* _Written exercise_
The entries below contain pictures. Retype everything except those pictures, exactly as given.

* _Data lines_
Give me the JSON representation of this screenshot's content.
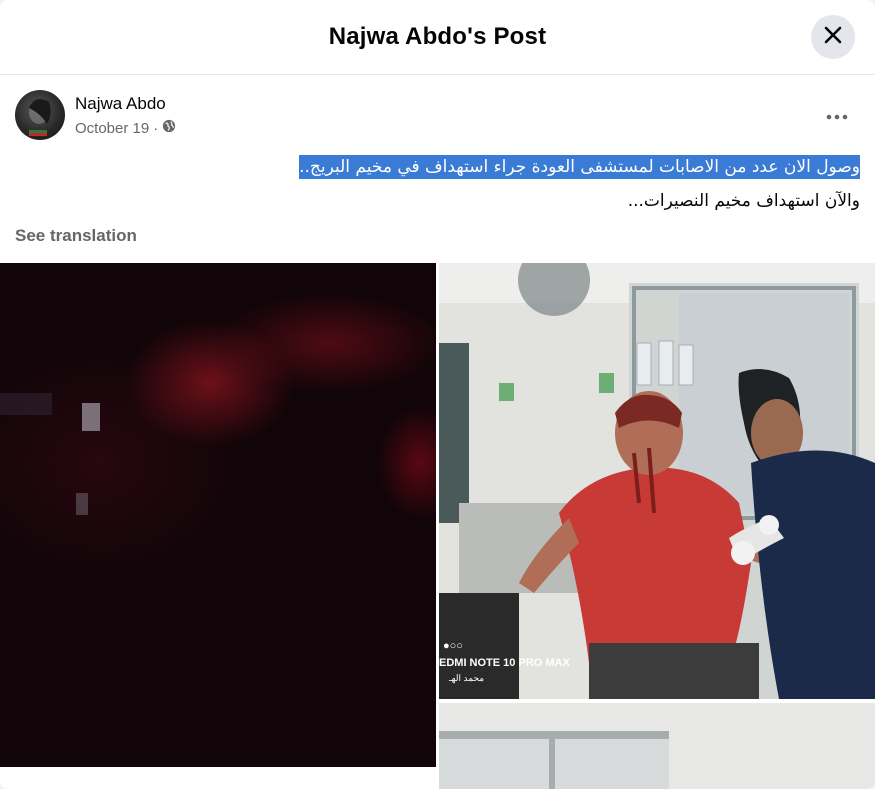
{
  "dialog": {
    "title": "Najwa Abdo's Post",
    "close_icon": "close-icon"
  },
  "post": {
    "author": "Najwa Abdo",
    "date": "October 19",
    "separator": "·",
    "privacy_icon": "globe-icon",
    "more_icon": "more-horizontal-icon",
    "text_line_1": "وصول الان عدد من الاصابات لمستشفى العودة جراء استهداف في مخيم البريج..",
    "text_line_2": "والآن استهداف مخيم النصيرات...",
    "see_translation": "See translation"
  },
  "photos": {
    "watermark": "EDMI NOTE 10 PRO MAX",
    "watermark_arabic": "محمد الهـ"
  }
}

* _Solution to the exercise_
Give me the JSON representation of this screenshot's content.
{
  "dialog": {
    "title": "Najwa Abdo's Post",
    "close_icon": "close-icon"
  },
  "post": {
    "author": "Najwa Abdo",
    "date": "October 19",
    "separator": "·",
    "privacy_icon": "globe-icon",
    "more_icon": "more-horizontal-icon",
    "text_line_1": "وصول الان عدد من الاصابات لمستشفى العودة جراء استهداف في مخيم البريج..",
    "text_line_2": "والآن استهداف مخيم النصيرات...",
    "see_translation": "See translation"
  },
  "photos": {
    "watermark": "EDMI NOTE 10 PRO MAX",
    "watermark_arabic": "محمد الهـ"
  }
}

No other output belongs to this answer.